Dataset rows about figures
───

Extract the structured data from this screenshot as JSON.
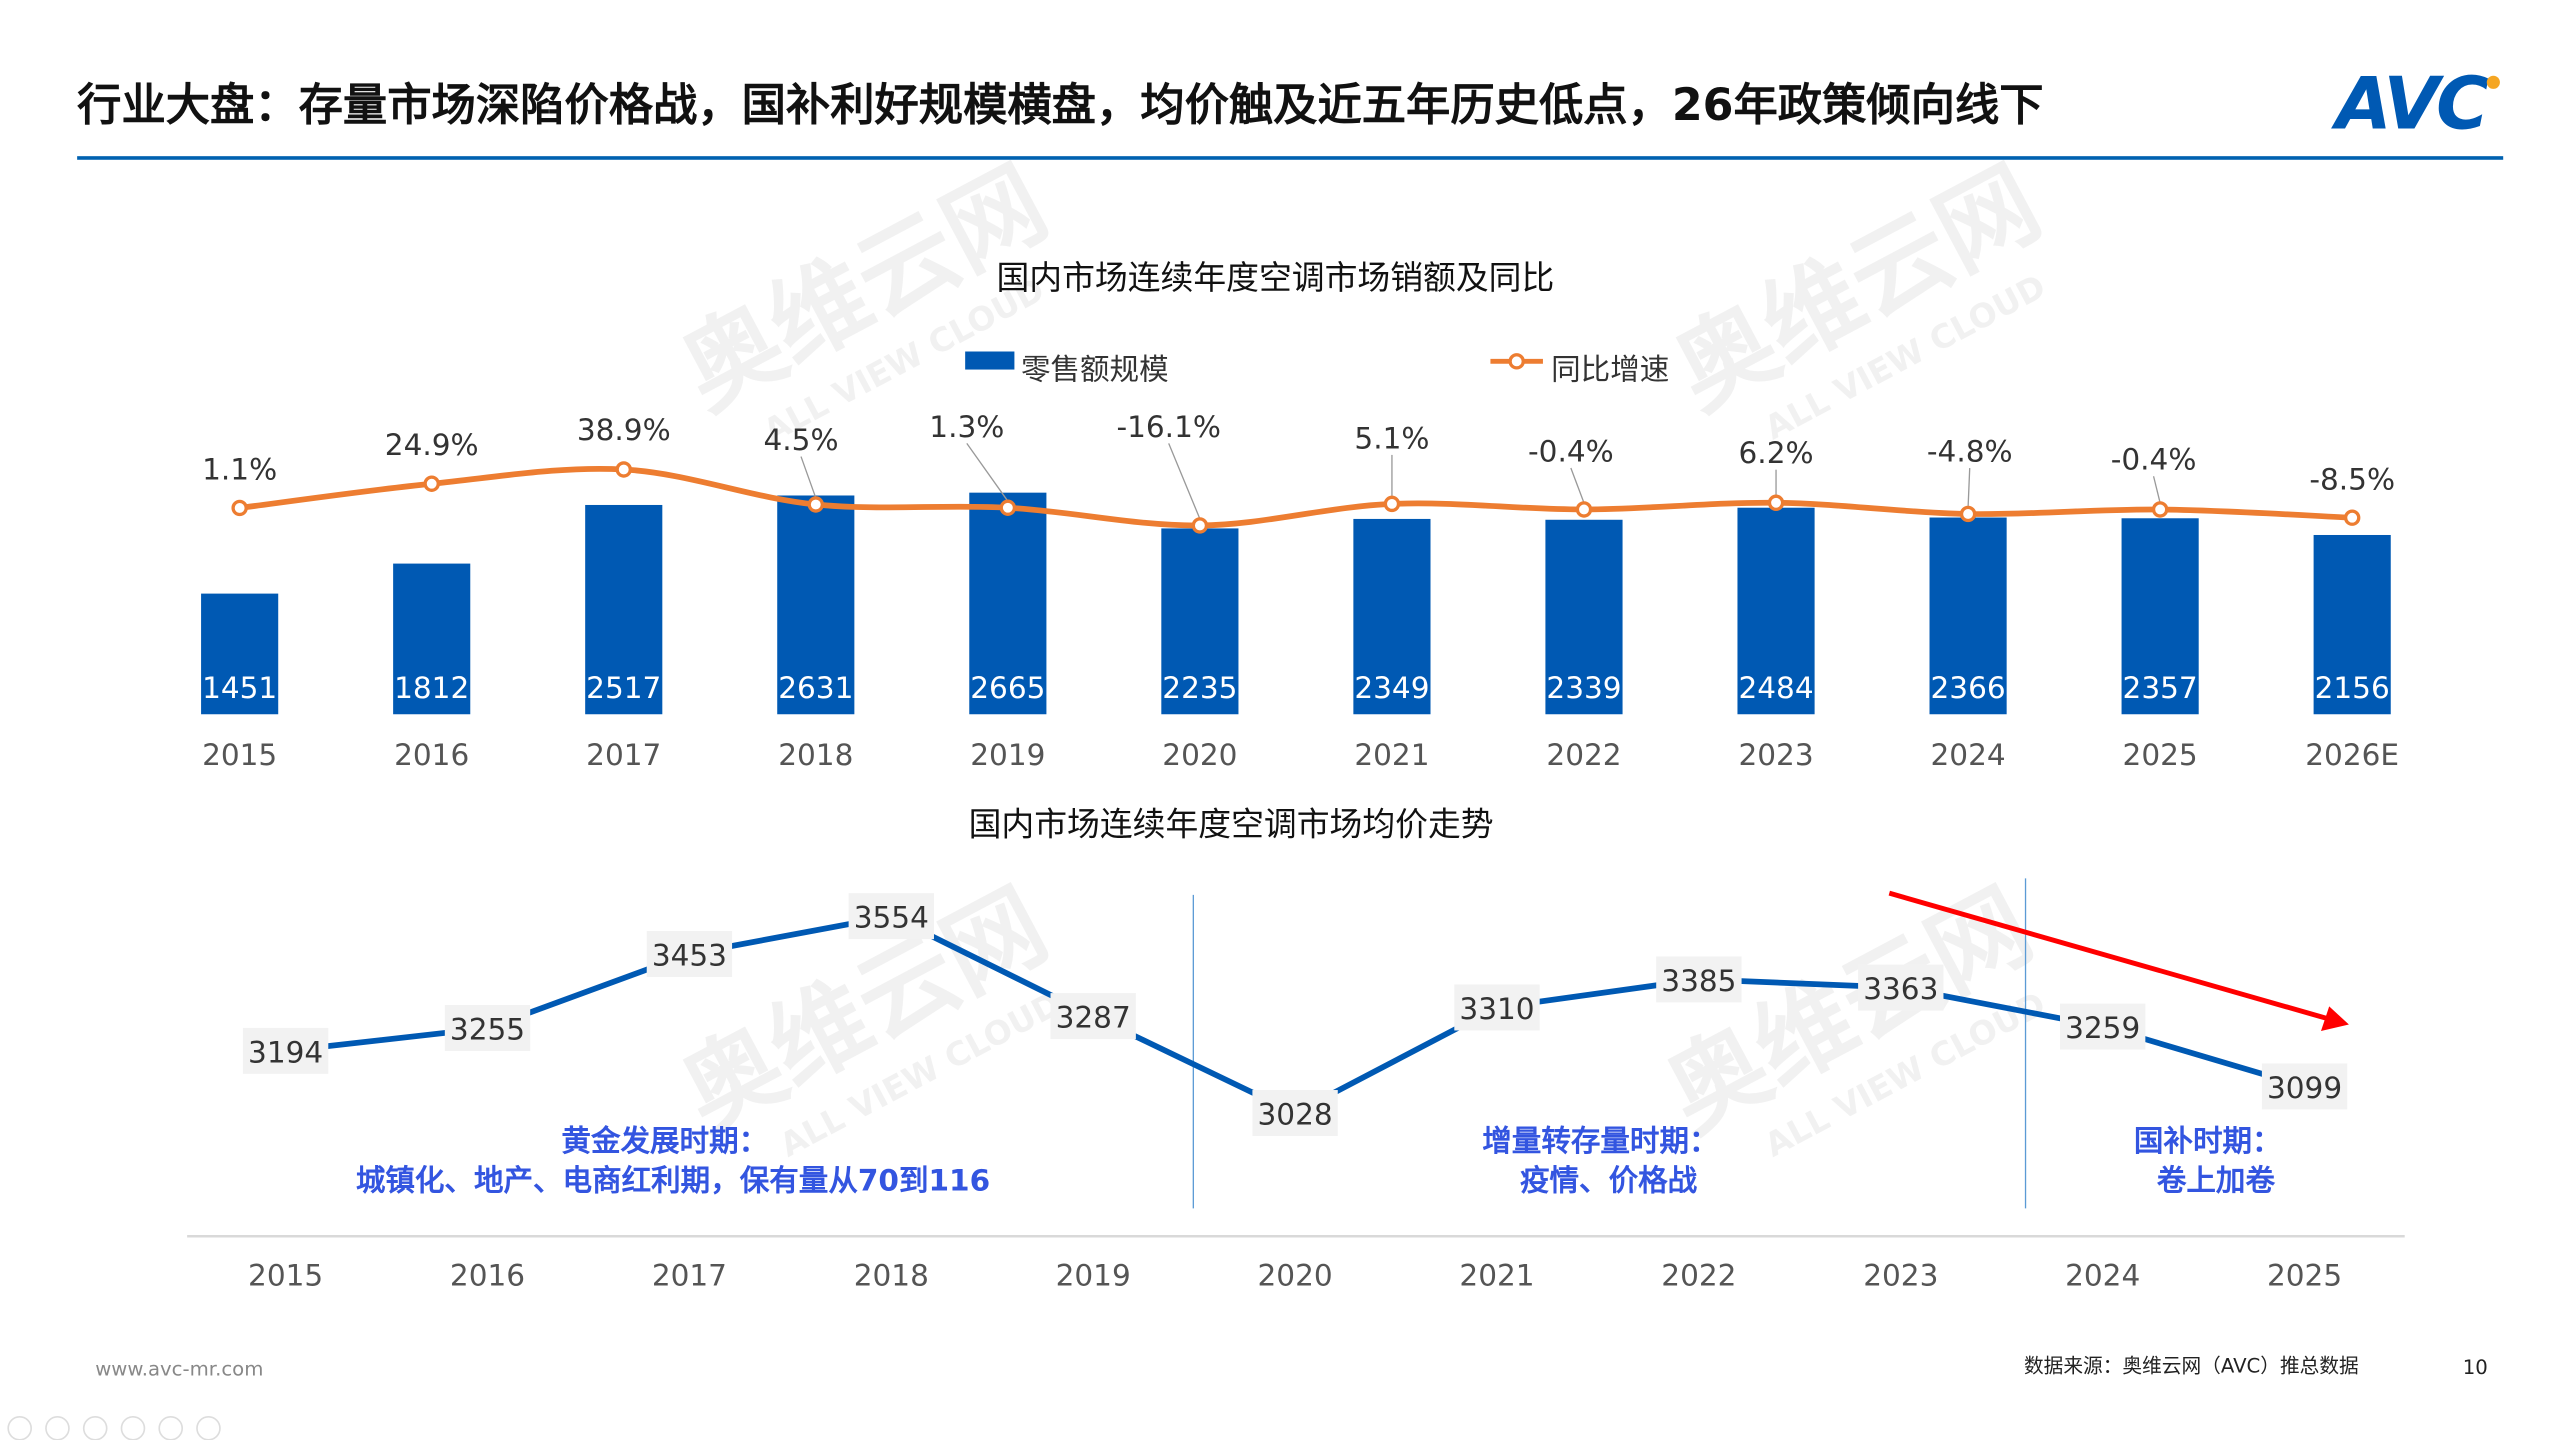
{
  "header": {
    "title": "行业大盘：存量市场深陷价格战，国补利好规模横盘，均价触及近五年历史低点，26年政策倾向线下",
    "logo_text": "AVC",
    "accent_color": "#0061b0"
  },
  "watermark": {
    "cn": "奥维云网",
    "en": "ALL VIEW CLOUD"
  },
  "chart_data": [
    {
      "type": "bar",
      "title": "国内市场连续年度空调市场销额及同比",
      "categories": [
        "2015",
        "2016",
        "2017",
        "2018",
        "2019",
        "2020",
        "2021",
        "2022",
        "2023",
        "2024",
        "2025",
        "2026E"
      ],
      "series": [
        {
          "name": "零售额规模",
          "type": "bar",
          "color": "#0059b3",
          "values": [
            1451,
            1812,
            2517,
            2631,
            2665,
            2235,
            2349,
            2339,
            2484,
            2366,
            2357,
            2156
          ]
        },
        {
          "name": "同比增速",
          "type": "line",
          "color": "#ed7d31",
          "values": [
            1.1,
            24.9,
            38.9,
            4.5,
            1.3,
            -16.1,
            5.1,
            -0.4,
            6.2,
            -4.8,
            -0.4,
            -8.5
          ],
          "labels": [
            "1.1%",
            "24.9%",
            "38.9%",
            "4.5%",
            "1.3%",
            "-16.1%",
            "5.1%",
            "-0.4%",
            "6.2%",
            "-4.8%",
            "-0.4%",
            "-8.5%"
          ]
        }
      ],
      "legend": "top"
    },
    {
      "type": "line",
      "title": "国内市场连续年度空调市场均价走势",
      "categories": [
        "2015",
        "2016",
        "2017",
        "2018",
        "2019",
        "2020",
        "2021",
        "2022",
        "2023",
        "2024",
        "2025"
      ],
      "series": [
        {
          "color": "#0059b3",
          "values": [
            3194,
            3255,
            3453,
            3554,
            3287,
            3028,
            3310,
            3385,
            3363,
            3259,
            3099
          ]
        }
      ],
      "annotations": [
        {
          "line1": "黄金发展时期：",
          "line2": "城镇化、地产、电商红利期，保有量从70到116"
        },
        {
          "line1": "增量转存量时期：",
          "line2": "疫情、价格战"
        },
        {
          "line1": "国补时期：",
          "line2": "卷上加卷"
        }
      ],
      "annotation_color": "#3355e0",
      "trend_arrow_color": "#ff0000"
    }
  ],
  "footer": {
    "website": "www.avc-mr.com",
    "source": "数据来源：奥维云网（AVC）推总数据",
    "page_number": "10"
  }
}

───

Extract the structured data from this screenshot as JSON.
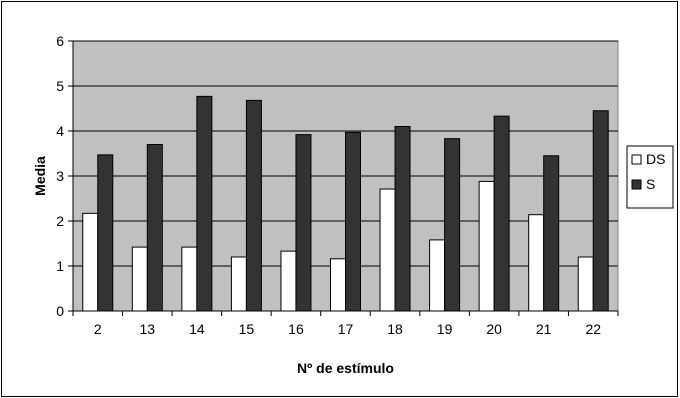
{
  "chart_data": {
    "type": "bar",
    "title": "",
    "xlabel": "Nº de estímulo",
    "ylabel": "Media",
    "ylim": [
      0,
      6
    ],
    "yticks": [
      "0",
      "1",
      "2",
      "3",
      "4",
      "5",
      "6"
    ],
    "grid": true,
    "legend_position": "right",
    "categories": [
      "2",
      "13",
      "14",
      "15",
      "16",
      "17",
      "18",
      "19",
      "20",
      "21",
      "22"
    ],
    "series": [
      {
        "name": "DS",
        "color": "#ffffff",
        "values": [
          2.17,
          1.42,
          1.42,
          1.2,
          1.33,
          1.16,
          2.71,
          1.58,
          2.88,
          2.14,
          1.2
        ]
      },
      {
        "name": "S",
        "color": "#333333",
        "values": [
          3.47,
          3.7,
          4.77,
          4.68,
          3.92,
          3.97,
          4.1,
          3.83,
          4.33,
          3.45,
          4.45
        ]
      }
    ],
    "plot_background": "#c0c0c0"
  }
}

───

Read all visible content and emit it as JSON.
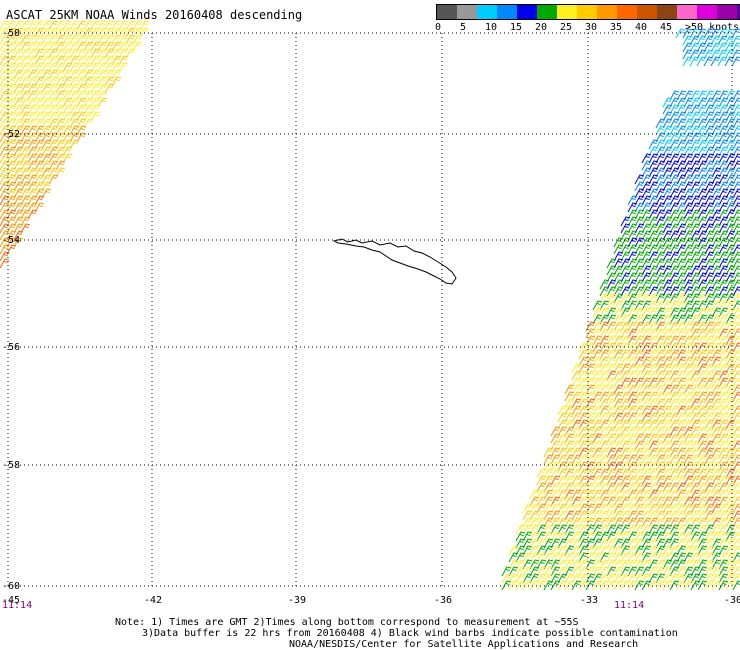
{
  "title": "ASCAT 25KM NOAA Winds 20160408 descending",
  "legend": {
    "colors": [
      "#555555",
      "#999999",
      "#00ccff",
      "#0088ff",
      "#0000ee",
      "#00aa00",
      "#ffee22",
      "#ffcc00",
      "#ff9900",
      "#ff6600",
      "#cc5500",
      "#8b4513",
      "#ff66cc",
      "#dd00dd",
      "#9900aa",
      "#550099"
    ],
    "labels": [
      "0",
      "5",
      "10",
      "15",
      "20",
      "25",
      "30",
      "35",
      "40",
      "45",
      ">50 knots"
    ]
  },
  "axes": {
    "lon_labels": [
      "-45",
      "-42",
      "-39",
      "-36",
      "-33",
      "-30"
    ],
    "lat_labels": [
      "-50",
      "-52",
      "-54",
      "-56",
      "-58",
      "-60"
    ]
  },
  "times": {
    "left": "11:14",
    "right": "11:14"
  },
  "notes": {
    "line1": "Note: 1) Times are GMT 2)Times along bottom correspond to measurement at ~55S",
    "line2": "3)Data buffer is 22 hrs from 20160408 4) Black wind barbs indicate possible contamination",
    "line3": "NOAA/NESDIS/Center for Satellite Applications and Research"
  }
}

───

» **What the task asks**: Pick out each line containing "type" and report it.

» **Written reply**:
      "type": "bar",
          "type": "bar",
          "type": "line",
      "type": "line",
    "type": "bar",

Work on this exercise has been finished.